§ Task
Print the listing below exactly.

§ Data supplied
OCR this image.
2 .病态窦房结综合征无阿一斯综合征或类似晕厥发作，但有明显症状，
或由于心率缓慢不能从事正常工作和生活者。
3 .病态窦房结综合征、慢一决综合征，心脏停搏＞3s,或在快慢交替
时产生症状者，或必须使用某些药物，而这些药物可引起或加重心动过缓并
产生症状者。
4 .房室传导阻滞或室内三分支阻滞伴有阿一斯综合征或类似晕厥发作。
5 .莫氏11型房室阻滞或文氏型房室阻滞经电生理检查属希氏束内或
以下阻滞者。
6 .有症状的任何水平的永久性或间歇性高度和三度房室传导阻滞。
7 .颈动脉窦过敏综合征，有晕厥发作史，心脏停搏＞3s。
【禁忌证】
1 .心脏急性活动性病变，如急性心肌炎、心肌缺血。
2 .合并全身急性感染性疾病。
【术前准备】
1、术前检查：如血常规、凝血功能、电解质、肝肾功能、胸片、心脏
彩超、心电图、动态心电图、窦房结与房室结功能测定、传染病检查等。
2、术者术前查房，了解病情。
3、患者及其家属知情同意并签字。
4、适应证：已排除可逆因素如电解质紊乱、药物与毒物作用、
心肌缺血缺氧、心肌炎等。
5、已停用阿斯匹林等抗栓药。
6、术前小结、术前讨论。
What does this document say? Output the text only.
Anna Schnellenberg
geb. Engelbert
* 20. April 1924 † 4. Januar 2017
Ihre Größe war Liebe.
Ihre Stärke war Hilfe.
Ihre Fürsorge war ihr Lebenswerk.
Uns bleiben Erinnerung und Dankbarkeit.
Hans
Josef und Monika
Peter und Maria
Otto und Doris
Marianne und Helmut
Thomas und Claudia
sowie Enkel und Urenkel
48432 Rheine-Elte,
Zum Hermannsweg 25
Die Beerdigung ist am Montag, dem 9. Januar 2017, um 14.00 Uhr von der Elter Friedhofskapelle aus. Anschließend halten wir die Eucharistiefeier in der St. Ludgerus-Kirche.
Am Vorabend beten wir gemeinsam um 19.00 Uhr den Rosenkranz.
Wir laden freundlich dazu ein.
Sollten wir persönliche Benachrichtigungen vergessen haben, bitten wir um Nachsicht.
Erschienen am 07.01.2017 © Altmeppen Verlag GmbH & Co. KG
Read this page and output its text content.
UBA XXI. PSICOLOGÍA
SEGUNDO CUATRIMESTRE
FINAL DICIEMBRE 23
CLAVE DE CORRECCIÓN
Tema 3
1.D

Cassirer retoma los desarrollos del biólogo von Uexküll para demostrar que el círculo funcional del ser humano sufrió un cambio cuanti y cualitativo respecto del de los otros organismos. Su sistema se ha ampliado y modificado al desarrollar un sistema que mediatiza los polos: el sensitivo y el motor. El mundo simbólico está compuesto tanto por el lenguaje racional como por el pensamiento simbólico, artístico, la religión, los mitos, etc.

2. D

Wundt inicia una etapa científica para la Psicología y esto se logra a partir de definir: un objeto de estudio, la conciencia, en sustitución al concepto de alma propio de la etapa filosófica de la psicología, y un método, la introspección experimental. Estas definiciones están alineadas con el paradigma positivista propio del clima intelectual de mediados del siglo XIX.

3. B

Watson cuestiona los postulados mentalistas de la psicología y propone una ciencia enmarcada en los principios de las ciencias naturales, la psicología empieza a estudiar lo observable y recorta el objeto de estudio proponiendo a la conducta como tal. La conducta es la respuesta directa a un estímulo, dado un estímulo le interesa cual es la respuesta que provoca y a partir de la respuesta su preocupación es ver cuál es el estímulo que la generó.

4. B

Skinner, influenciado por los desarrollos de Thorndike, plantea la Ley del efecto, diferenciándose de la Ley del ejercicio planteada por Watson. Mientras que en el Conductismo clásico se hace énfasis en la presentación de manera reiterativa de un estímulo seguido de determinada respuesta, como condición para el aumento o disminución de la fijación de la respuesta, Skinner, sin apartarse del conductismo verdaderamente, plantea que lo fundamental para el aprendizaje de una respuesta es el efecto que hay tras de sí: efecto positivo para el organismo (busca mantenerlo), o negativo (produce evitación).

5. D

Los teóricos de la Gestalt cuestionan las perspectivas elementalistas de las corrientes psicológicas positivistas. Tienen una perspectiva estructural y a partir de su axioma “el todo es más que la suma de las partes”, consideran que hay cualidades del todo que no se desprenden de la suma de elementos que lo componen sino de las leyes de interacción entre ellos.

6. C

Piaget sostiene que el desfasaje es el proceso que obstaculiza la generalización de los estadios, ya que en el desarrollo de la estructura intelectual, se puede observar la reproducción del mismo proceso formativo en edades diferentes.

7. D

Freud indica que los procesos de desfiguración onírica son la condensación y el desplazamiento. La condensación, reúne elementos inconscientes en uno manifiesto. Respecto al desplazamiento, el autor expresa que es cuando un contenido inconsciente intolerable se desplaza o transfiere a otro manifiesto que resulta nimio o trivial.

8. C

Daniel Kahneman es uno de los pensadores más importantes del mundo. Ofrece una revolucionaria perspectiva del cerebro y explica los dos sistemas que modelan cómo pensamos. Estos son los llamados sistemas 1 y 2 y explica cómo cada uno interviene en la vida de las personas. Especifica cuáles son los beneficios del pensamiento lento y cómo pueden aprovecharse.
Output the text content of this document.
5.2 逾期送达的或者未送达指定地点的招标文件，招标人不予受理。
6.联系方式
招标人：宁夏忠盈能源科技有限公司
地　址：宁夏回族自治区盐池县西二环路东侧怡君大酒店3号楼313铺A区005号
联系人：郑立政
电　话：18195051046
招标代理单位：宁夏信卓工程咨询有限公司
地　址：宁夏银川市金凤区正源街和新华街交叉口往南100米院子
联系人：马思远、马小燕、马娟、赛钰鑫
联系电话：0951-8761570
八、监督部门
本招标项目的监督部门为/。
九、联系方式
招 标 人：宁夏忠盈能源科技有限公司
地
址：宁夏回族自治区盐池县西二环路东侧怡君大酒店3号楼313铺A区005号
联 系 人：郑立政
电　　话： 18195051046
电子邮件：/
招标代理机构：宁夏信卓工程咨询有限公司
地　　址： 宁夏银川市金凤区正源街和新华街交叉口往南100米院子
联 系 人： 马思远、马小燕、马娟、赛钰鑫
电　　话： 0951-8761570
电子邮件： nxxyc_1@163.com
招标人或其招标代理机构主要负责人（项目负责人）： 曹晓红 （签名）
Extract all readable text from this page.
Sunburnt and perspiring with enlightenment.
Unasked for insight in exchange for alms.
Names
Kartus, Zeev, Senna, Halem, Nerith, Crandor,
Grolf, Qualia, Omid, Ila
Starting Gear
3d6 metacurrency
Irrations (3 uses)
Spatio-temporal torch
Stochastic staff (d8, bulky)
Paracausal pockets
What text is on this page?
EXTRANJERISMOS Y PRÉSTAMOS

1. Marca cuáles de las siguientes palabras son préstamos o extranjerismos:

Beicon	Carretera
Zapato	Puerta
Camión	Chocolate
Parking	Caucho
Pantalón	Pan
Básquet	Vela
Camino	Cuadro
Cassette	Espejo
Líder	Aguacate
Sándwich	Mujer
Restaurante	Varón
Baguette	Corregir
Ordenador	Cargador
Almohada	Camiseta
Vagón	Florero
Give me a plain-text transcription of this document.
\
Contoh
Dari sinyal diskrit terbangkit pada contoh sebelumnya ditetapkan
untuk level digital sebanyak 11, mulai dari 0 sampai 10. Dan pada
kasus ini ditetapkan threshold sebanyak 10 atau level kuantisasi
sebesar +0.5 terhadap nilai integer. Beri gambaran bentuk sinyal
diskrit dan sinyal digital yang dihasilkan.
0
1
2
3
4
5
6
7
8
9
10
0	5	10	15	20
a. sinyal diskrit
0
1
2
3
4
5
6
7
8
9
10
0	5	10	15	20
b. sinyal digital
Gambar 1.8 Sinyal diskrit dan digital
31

§ Finished answer
OCR this image.
2 .病态窦房结综合征无阿一斯综合征或类似晕厥发作，但有明显症状，
或由于心率缓慢不能从事正常工作和生活者。
3 .病态窦房结综合征、慢一决综合征，心脏停搏＞3s,或在快慢交替
时产生症状者，或必须使用某些药物，而这些药物可引起或加重心动过缓并
产生症状者。
4 .房室传导阻滞或室内三分支阻滞伴有阿一斯综合征或类似晕厥发作。
5 .莫氏11型房室阻滞或文氏型房室阻滞经电生理检查属希氏束内或
以下阻滞者。
6 .有症状的任何水平的永久性或间歇性高度和三度房室传导阻滞。
7 .颈动脉窦过敏综合征，有晕厥发作史，心脏停搏＞3s。
【禁忌证】
1 .心脏急性活动性病变，如急性心肌炎、心肌缺血。
2 .合并全身急性感染性疾病。
【术前准备】
1、术前检查：如血常规、凝血功能、电解质、肝肾功能、胸片、心脏
彩超、心电图、动态心电图、窦房结与房室结功能测定、传染病检查等。
2、术者术前查房，了解病情。
3、患者及其家属知情同意并签字。
4、适应证：已排除可逆因素如电解质紊乱、药物与毒物作用、
心肌缺血缺氧、心肌炎等。
5、已停用阿斯匹林等抗栓药。
6、术前小结、术前讨论。
What does this document say? Output the text only.
Anna Schnellenberg
geb. Engelbert
* 20. April 1924 † 4. Januar 2017
Ihre Größe war Liebe.
Ihre Stärke war Hilfe.
Ihre Fürsorge war ihr Lebenswerk.
Uns bleiben Erinnerung und Dankbarkeit.
Hans
Josef und Monika
Peter und Maria
Otto und Doris
Marianne und Helmut
Thomas und Claudia
sowie Enkel und Urenkel
48432 Rheine-Elte,
Zum Hermannsweg 25
Die Beerdigung ist am Montag, dem 9. Januar 2017, um 14.00 Uhr von der Elter Friedhofskapelle aus. Anschließend halten wir die Eucharistiefeier in der St. Ludgerus-Kirche.
Am Vorabend beten wir gemeinsam um 19.00 Uhr den Rosenkranz.
Wir laden freundlich dazu ein.
Sollten wir persönliche Benachrichtigungen vergessen haben, bitten wir um Nachsicht.
Erschienen am 07.01.2017 © Altmeppen Verlag GmbH & Co. KG
Read this page and output its text content.
UBA XXI. PSICOLOGÍA
SEGUNDO CUATRIMESTRE
FINAL DICIEMBRE 23
CLAVE DE CORRECCIÓN
Tema 3
1.D

Cassirer retoma los desarrollos del biólogo von Uexküll para demostrar que el círculo funcional del ser humano sufrió un cambio cuanti y cualitativo respecto del de los otros organismos. Su sistema se ha ampliado y modificado al desarrollar un sistema que mediatiza los polos: el sensitivo y el motor. El mundo simbólico está compuesto tanto por el lenguaje racional como por el pensamiento simbólico, artístico, la religión, los mitos, etc.

2. D

Wundt inicia una etapa científica para la Psicología y esto se logra a partir de definir: un objeto de estudio, la conciencia, en sustitución al concepto de alma propio de la etapa filosófica de la psicología, y un método, la introspección experimental. Estas definiciones están alineadas con el paradigma positivista propio del clima intelectual de mediados del siglo XIX.

3. B

Watson cuestiona los postulados mentalistas de la psicología y propone una ciencia enmarcada en los principios de las ciencias naturales, la psicología empieza a estudiar lo observable y recorta el objeto de estudio proponiendo a la conducta como tal. La conducta es la respuesta directa a un estímulo, dado un estímulo le interesa cual es la respuesta que provoca y a partir de la respuesta su preocupación es ver cuál es el estímulo que la generó.

4. B

Skinner, influenciado por los desarrollos de Thorndike, plantea la Ley del efecto, diferenciándose de la Ley del ejercicio planteada por Watson. Mientras que en el Conductismo clásico se hace énfasis en la presentación de manera reiterativa de un estímulo seguido de determinada respuesta, como condición para el aumento o disminución de la fijación de la respuesta, Skinner, sin apartarse del conductismo verdaderamente, plantea que lo fundamental para el aprendizaje de una respuesta es el efecto que hay tras de sí: efecto positivo para el organismo (busca mantenerlo), o negativo (produce evitación).

5. D

Los teóricos de la Gestalt cuestionan las perspectivas elementalistas de las corrientes psicológicas positivistas. Tienen una perspectiva estructural y a partir de su axioma “el todo es más que la suma de las partes”, consideran que hay cualidades del todo que no se desprenden de la suma de elementos que lo componen sino de las leyes de interacción entre ellos.

6. C

Piaget sostiene que el desfasaje es el proceso que obstaculiza la generalización de los estadios, ya que en el desarrollo de la estructura intelectual, se puede observar la reproducción del mismo proceso formativo en edades diferentes.

7. D

Freud indica que los procesos de desfiguración onírica son la condensación y el desplazamiento. La condensación, reúne elementos inconscientes en uno manifiesto. Respecto al desplazamiento, el autor expresa que es cuando un contenido inconsciente intolerable se desplaza o transfiere a otro manifiesto que resulta nimio o trivial.

8. C

Daniel Kahneman es uno de los pensadores más importantes del mundo. Ofrece una revolucionaria perspectiva del cerebro y explica los dos sistemas que modelan cómo pensamos. Estos son los llamados sistemas 1 y 2 y explica cómo cada uno interviene en la vida de las personas. Especifica cuáles son los beneficios del pensamiento lento y cómo pueden aprovecharse.
Output the text content of this document.
5.2 逾期送达的或者未送达指定地点的招标文件，招标人不予受理。
6.联系方式
招标人：宁夏忠盈能源科技有限公司
地　址：宁夏回族自治区盐池县西二环路东侧怡君大酒店3号楼313铺A区005号
联系人：郑立政
电　话：18195051046
招标代理单位：宁夏信卓工程咨询有限公司
地　址：宁夏银川市金凤区正源街和新华街交叉口往南100米院子
联系人：马思远、马小燕、马娟、赛钰鑫
联系电话：0951-8761570
八、监督部门
本招标项目的监督部门为/。
九、联系方式
招 标 人：宁夏忠盈能源科技有限公司
地
址：宁夏回族自治区盐池县西二环路东侧怡君大酒店3号楼313铺A区005号
联 系 人：郑立政
电　　话： 18195051046
电子邮件：/
招标代理机构：宁夏信卓工程咨询有限公司
地　　址： 宁夏银川市金凤区正源街和新华街交叉口往南100米院子
联 系 人： 马思远、马小燕、马娟、赛钰鑫
电　　话： 0951-8761570
电子邮件： nxxyc_1@163.com
招标人或其招标代理机构主要负责人（项目负责人）： 曹晓红 （签名）
Extract all readable text from this page.
Sunburnt and perspiring with enlightenment.
Unasked for insight in exchange for alms.
Names
Kartus, Zeev, Senna, Halem, Nerith, Crandor,
Grolf, Qualia, Omid, Ila
Starting Gear
3d6 metacurrency
Irrations (3 uses)
Spatio-temporal torch
Stochastic staff (d8, bulky)
Paracausal pockets
What text is on this page?
EXTRANJERISMOS Y PRÉSTAMOS

1. Marca cuáles de las siguientes palabras son préstamos o extranjerismos:

Beicon	Carretera
Zapato	Puerta
Camión	Chocolate
Parking	Caucho
Pantalón	Pan
Básquet	Vela
Camino	Cuadro
Cassette	Espejo
Líder	Aguacate
Sándwich	Mujer
Restaurante	Varón
Baguette	Corregir
Ordenador	Cargador
Almohada	Camiseta
Vagón	Florero
Give me a plain-text transcription of this document.
\
Contoh
Dari sinyal diskrit terbangkit pada contoh sebelumnya ditetapkan
untuk level digital sebanyak 11, mulai dari 0 sampai 10. Dan pada
kasus ini ditetapkan threshold sebanyak 10 atau level kuantisasi
sebesar +0.5 terhadap nilai integer. Beri gambaran bentuk sinyal
diskrit dan sinyal digital yang dihasilkan.
0
1
2
3
4
5
6
7
8
9
10
0	5	10	15	20
a. sinyal diskrit
0
1
2
3
4
5
6
7
8
9
10
0	5	10	15	20
b. sinyal digital
Gambar 1.8 Sinyal diskrit dan digital
31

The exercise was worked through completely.